> _Extracted records_:
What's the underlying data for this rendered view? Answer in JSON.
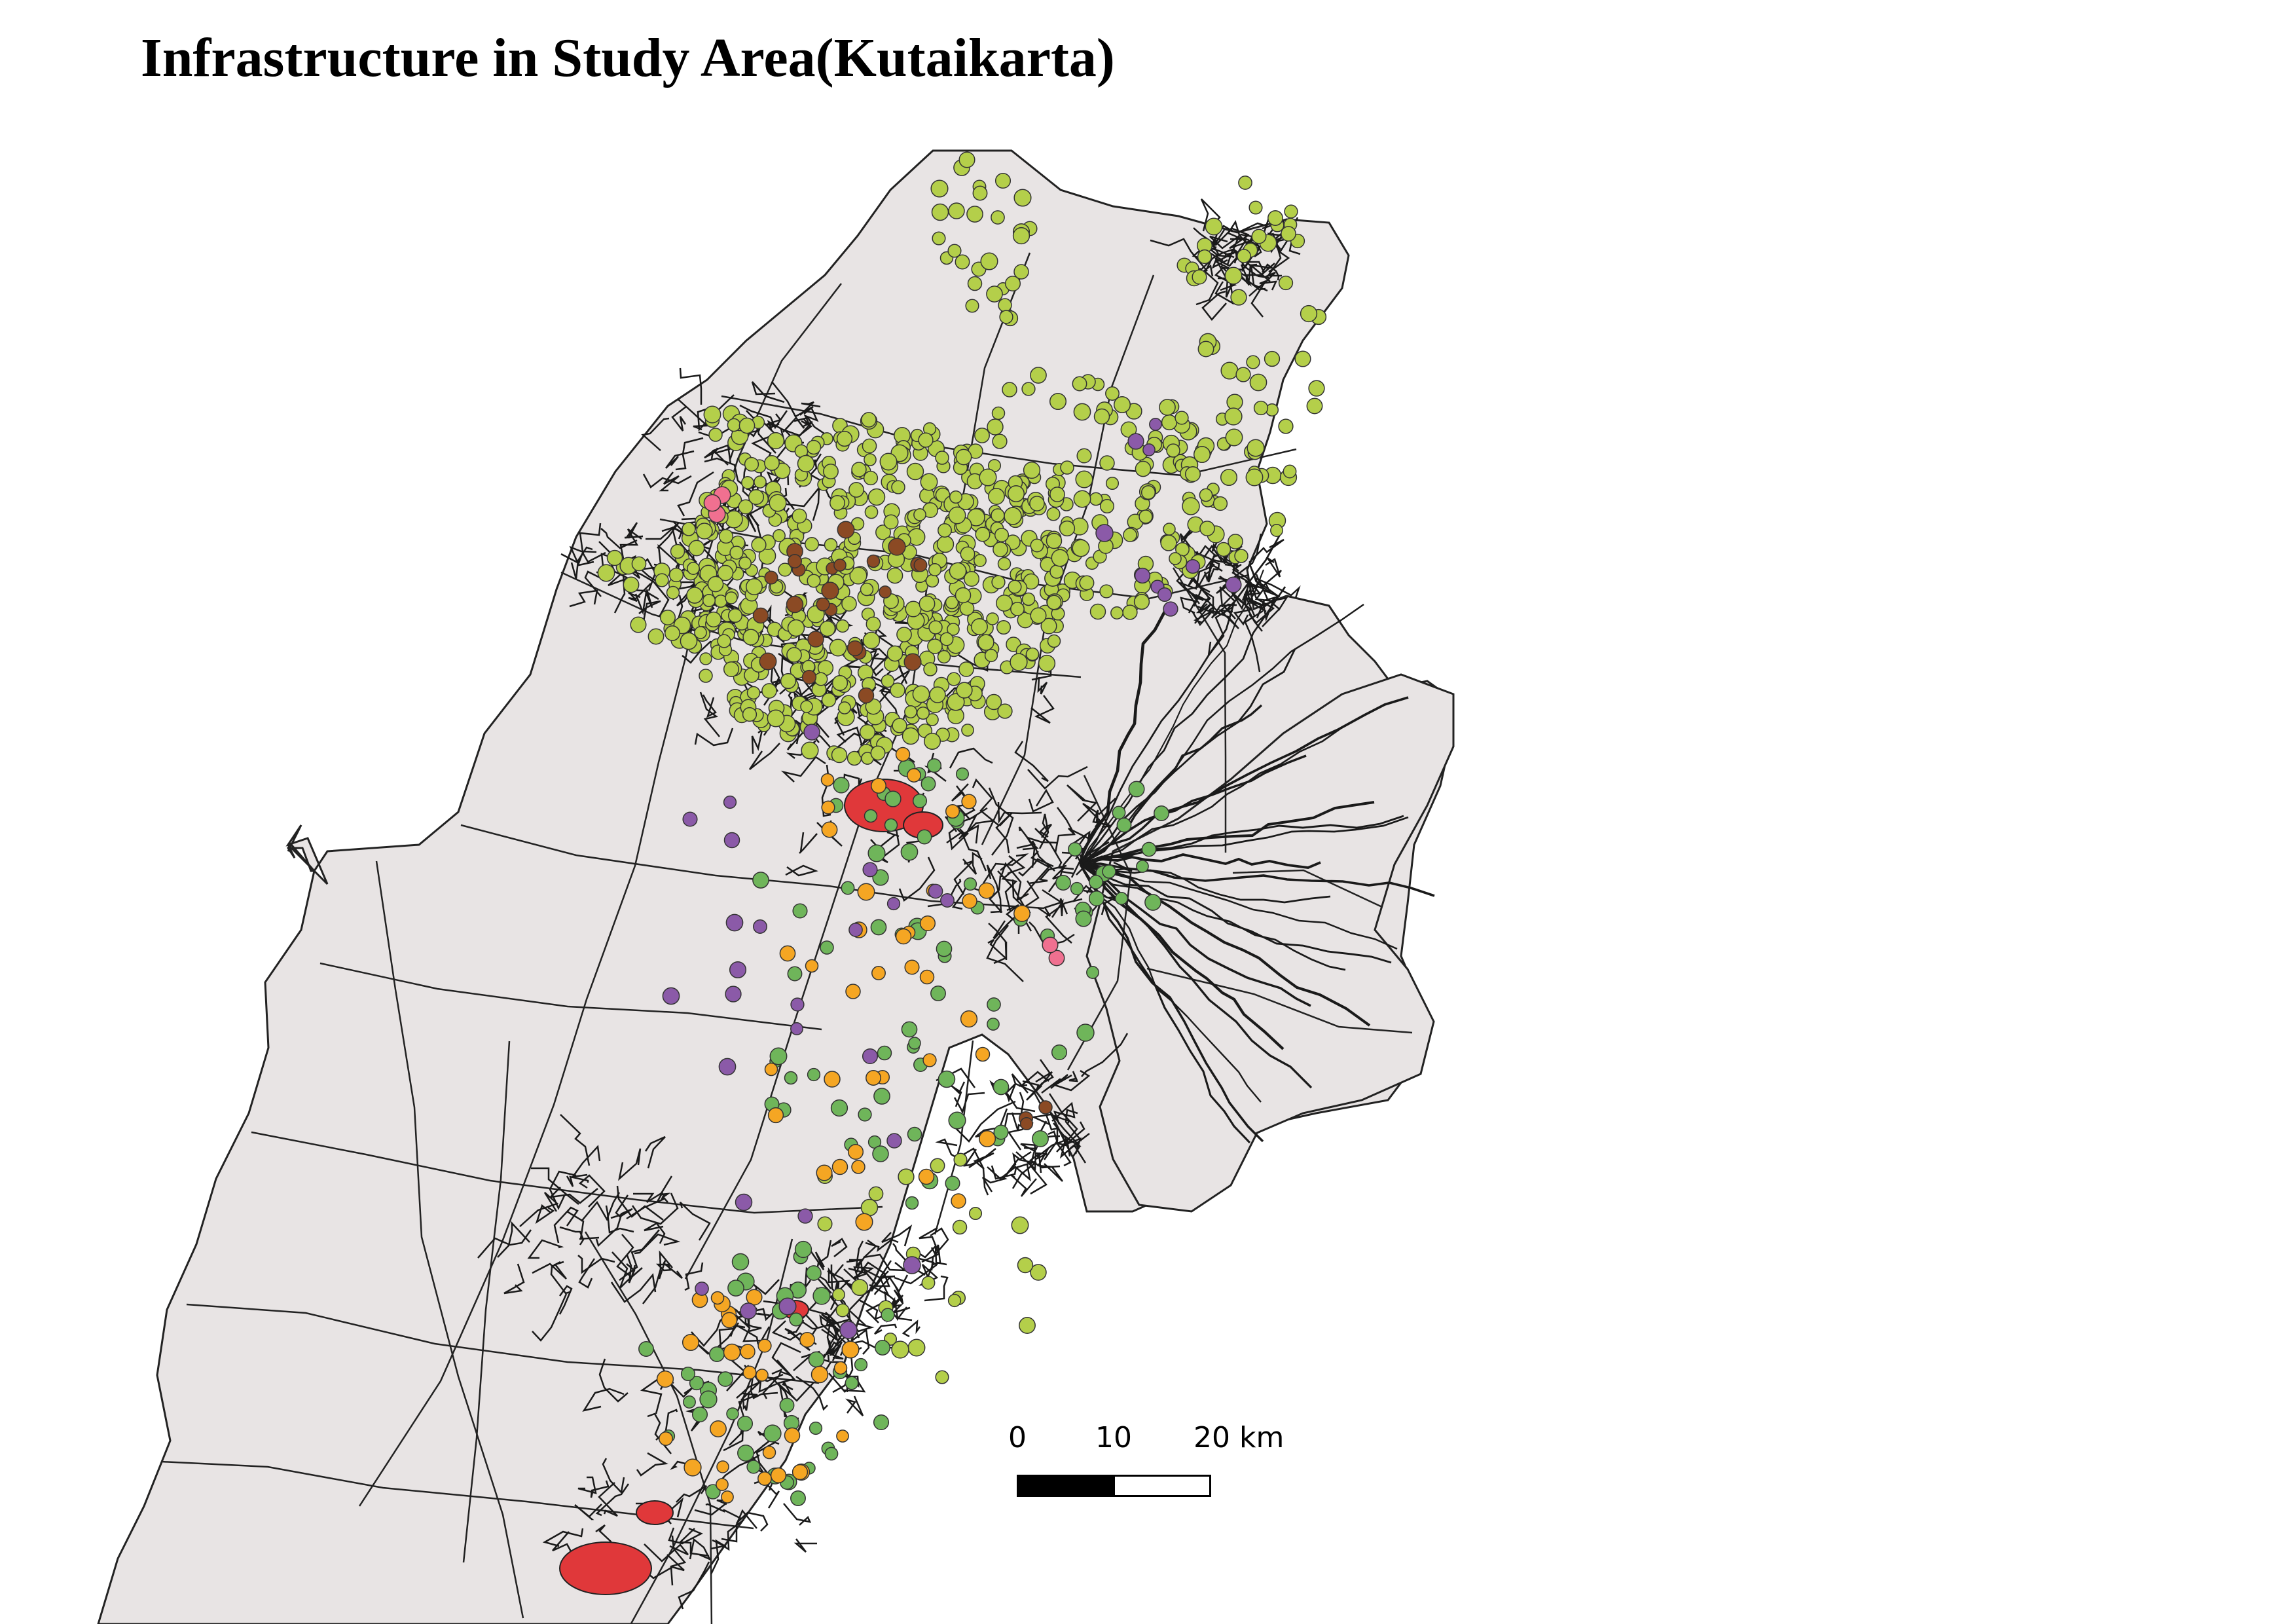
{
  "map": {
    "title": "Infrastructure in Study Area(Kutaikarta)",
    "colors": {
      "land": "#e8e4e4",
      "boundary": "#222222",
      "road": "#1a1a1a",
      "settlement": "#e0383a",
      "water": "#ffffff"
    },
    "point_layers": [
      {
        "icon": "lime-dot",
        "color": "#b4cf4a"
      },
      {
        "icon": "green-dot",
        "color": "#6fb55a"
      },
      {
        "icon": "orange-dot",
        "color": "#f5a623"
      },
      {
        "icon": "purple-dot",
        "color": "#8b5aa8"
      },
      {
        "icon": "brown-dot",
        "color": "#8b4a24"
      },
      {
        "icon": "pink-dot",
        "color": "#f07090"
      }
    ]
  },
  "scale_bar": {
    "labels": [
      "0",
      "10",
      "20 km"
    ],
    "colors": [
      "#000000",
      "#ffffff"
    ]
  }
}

--

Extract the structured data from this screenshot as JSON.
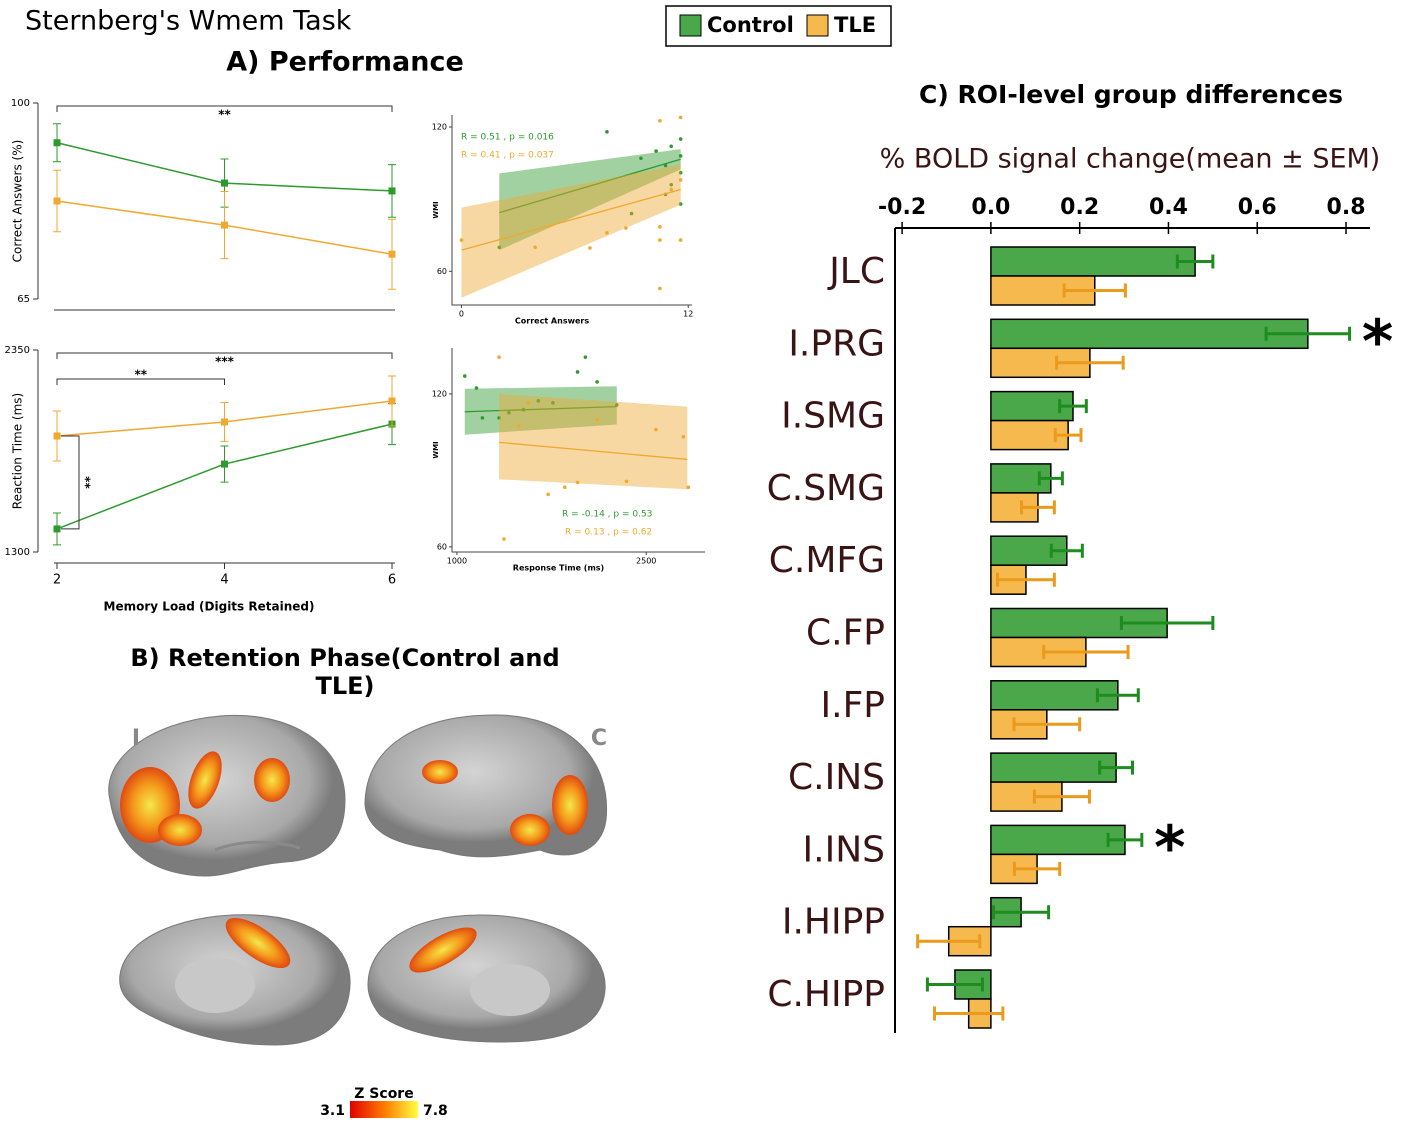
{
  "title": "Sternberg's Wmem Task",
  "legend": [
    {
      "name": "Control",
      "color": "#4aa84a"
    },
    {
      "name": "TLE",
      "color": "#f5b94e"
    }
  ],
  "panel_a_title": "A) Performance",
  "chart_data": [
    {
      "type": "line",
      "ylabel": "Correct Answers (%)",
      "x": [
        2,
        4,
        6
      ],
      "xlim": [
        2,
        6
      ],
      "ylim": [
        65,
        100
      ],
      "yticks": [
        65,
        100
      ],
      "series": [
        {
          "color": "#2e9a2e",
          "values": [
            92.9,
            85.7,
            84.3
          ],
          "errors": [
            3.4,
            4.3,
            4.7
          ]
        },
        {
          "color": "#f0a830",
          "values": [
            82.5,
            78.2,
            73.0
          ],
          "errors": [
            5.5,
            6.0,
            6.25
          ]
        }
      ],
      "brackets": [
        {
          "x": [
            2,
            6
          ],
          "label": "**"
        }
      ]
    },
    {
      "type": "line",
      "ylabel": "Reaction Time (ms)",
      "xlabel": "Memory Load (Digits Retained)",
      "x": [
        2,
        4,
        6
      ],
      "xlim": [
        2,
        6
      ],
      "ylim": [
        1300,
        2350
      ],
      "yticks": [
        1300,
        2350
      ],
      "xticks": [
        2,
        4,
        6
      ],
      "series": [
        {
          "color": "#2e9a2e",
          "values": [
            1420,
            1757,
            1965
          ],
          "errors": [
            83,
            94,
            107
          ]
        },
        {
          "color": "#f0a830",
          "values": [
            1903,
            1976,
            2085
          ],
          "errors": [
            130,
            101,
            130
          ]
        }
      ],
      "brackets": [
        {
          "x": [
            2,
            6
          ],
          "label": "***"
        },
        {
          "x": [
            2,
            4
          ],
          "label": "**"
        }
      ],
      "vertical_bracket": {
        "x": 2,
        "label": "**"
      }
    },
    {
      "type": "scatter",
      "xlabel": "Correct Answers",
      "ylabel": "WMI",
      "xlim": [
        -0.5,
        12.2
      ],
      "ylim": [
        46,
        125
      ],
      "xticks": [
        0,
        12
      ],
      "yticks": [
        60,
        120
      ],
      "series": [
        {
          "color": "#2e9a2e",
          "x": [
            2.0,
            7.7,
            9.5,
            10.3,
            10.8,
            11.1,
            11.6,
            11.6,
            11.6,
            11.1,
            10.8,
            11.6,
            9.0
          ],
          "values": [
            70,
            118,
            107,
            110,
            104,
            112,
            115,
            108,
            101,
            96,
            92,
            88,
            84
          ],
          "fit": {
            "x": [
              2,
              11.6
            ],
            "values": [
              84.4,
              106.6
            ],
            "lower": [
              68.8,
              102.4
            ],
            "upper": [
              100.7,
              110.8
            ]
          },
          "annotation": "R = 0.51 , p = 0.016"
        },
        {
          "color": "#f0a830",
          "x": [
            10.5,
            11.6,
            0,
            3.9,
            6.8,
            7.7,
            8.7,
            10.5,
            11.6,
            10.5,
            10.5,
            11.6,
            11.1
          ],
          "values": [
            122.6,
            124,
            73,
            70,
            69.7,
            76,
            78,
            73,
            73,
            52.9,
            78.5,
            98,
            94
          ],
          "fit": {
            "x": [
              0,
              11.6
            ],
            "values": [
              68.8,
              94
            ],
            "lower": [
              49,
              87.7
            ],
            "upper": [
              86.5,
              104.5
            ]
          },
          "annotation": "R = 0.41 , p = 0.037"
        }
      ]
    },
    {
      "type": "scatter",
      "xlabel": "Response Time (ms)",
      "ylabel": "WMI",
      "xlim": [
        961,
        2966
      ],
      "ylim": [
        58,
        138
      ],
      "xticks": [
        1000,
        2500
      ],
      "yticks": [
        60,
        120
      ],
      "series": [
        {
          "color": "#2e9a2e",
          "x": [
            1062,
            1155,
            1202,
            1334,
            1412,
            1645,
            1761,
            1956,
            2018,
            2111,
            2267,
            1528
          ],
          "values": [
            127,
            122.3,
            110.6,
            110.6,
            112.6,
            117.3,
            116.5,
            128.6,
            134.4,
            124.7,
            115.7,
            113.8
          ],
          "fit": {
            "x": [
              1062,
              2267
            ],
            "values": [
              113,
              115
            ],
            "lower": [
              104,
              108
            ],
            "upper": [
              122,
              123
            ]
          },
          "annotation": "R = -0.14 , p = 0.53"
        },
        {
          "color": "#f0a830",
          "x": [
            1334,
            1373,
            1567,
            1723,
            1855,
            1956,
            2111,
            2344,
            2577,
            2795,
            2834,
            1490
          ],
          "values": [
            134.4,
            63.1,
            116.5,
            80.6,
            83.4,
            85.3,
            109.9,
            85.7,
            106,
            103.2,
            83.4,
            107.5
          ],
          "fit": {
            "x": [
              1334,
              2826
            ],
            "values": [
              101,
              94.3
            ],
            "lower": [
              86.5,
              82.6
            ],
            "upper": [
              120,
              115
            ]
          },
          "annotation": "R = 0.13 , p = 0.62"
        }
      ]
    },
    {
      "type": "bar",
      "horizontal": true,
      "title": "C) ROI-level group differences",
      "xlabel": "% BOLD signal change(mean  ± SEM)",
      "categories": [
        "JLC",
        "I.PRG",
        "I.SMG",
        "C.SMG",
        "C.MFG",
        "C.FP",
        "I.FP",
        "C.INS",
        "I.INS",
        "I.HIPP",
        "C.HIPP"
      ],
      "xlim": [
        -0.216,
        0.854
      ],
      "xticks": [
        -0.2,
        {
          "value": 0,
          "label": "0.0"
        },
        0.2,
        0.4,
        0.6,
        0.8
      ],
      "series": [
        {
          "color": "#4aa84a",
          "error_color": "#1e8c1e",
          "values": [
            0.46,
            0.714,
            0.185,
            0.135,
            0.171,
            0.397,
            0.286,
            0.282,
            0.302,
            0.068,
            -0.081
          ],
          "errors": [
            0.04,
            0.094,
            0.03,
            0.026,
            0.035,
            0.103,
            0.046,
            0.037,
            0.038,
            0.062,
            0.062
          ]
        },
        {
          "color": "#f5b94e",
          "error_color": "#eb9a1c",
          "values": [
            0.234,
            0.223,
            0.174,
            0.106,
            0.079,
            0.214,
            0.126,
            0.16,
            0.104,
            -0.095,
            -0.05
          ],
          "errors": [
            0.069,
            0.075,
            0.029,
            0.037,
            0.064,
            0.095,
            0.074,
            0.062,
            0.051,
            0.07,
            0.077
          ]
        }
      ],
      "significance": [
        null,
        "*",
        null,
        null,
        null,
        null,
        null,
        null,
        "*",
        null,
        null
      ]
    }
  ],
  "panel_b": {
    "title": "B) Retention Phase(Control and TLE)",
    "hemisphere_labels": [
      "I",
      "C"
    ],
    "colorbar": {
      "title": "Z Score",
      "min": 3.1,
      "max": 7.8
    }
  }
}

> _Requirement_: Gather each line from the listing above that holds "JSON".

> _Response to the exercise_:
What's the underlying data for this rendered view? Answer in JSON.
Extract the structured data from this screenshot as JSON.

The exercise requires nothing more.